* Problem to solve
Without the pictures, write out all the lines below exactly as they appear.

(Stored entries)
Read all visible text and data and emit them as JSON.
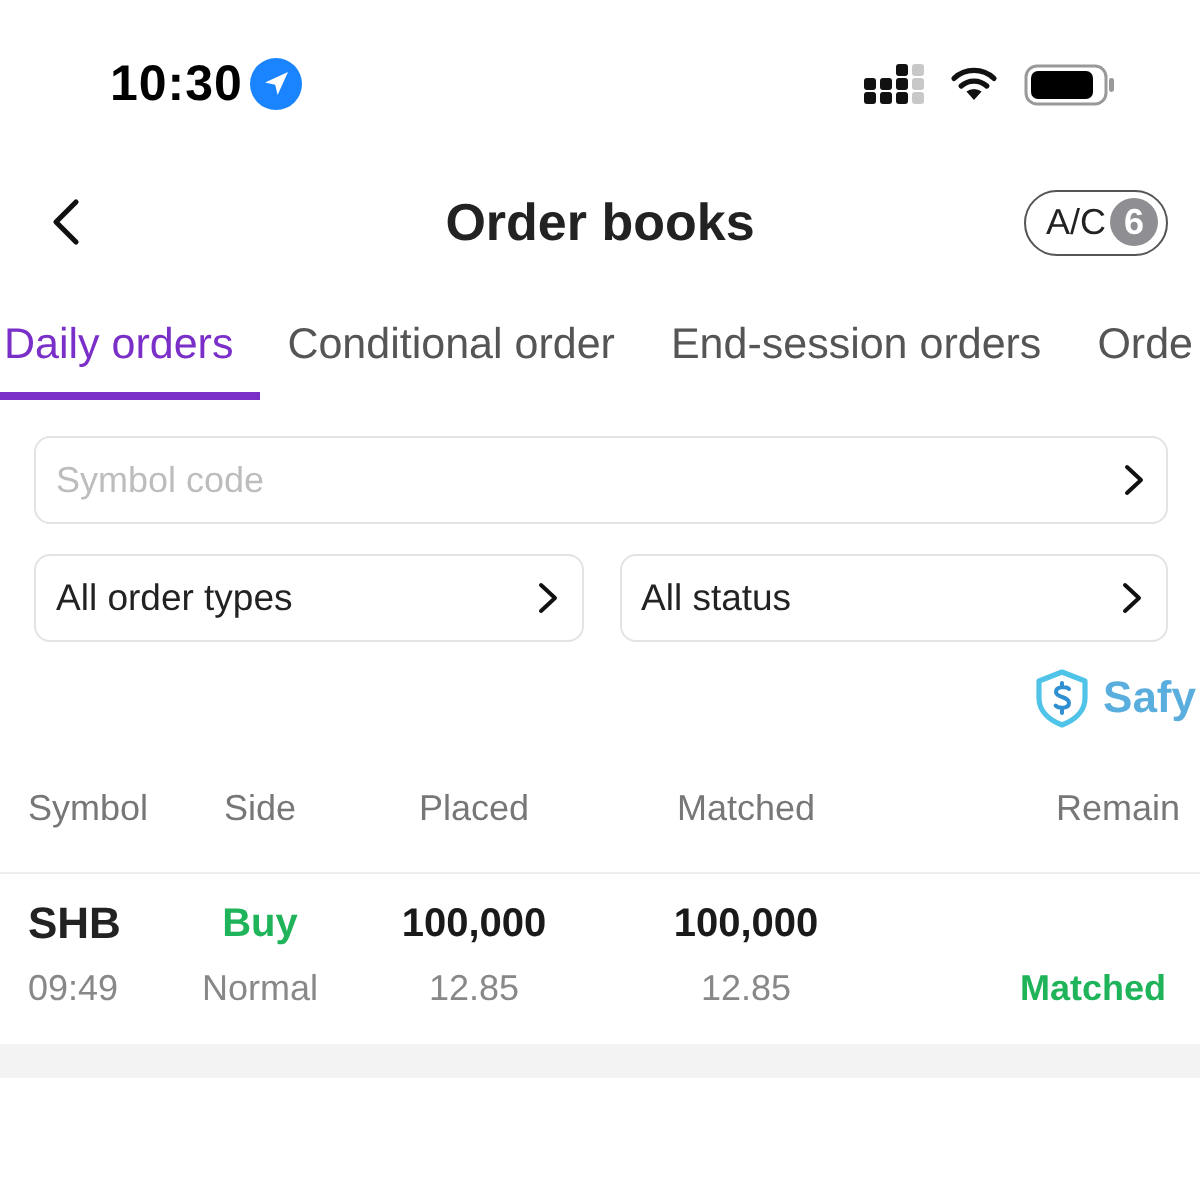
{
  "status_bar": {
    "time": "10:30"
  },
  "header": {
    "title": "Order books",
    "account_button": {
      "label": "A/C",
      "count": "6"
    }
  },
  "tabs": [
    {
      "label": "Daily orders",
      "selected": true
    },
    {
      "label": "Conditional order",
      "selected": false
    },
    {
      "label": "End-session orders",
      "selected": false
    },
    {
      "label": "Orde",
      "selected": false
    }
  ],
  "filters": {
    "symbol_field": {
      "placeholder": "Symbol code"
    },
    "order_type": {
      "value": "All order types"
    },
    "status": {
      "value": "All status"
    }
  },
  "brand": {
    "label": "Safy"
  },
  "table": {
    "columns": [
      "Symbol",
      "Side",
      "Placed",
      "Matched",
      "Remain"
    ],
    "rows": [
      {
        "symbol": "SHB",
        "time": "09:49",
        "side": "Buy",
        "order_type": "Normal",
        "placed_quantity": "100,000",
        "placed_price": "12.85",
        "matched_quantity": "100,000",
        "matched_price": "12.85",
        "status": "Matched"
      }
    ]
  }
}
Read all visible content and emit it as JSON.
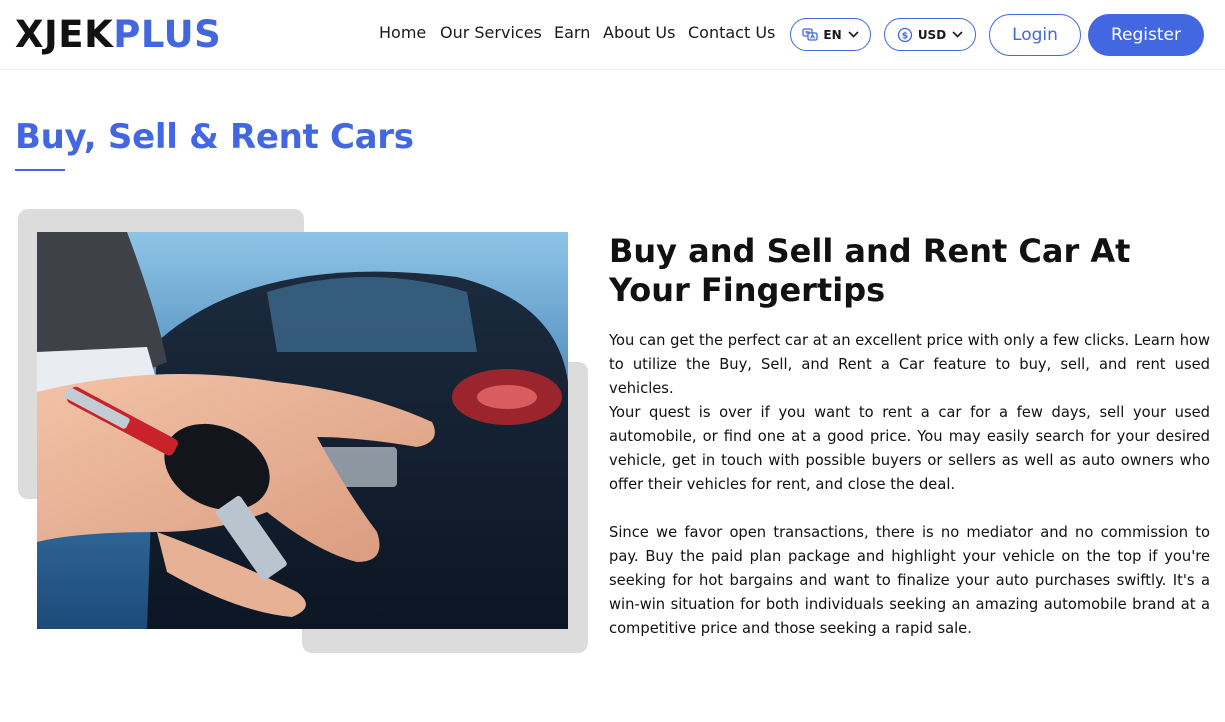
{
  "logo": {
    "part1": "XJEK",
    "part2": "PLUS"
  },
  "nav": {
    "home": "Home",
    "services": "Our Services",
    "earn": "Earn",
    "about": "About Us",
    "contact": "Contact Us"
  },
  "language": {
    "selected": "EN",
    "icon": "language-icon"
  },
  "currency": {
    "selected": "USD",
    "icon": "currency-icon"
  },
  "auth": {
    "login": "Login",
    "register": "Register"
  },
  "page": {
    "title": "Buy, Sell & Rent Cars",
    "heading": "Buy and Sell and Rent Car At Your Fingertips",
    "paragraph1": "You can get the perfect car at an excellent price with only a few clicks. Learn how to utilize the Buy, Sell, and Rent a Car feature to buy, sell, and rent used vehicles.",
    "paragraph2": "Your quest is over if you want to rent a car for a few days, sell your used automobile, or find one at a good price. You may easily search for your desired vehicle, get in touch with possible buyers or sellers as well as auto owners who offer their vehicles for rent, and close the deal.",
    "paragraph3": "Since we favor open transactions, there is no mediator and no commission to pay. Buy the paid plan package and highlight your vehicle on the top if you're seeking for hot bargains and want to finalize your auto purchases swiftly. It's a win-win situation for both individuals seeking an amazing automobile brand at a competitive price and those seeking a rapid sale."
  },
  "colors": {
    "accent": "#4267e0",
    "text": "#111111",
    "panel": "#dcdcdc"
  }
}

* Problem solution
Read all visible text and data and emit them as JSON.
{
  "status_bar": {
    "time": "10:30"
  },
  "header": {
    "title": "Order books",
    "account_button": {
      "label": "A/C",
      "count": "6"
    }
  },
  "tabs": [
    {
      "label": "Daily orders",
      "selected": true
    },
    {
      "label": "Conditional order",
      "selected": false
    },
    {
      "label": "End-session orders",
      "selected": false
    },
    {
      "label": "Orde",
      "selected": false
    }
  ],
  "filters": {
    "symbol_field": {
      "placeholder": "Symbol code"
    },
    "order_type": {
      "value": "All order types"
    },
    "status": {
      "value": "All status"
    }
  },
  "brand": {
    "label": "Safy"
  },
  "table": {
    "columns": [
      "Symbol",
      "Side",
      "Placed",
      "Matched",
      "Remain"
    ],
    "rows": [
      {
        "symbol": "SHB",
        "time": "09:49",
        "side": "Buy",
        "order_type": "Normal",
        "placed_quantity": "100,000",
        "placed_price": "12.85",
        "matched_quantity": "100,000",
        "matched_price": "12.85",
        "status": "Matched"
      }
    ]
  }
}
Read all visible content and emit it as JSON.
{
  "logo": {
    "part1": "XJEK",
    "part2": "PLUS"
  },
  "nav": {
    "home": "Home",
    "services": "Our Services",
    "earn": "Earn",
    "about": "About Us",
    "contact": "Contact Us"
  },
  "language": {
    "selected": "EN",
    "icon": "language-icon"
  },
  "currency": {
    "selected": "USD",
    "icon": "currency-icon"
  },
  "auth": {
    "login": "Login",
    "register": "Register"
  },
  "page": {
    "title": "Buy, Sell & Rent Cars",
    "heading": "Buy and Sell and Rent Car At Your Fingertips",
    "paragraph1": "You can get the perfect car at an excellent price with only a few clicks. Learn how to utilize the Buy, Sell, and Rent a Car feature to buy, sell, and rent used vehicles.",
    "paragraph2": "Your quest is over if you want to rent a car for a few days, sell your used automobile, or find one at a good price. You may easily search for your desired vehicle, get in touch with possible buyers or sellers as well as auto owners who offer their vehicles for rent, and close the deal.",
    "paragraph3": "Since we favor open transactions, there is no mediator and no commission to pay. Buy the paid plan package and highlight your vehicle on the top if you're seeking for hot bargains and want to finalize your auto purchases swiftly. It's a win-win situation for both individuals seeking an amazing automobile brand at a competitive price and those seeking a rapid sale."
  },
  "colors": {
    "accent": "#4267e0",
    "text": "#111111",
    "panel": "#dcdcdc"
  }
}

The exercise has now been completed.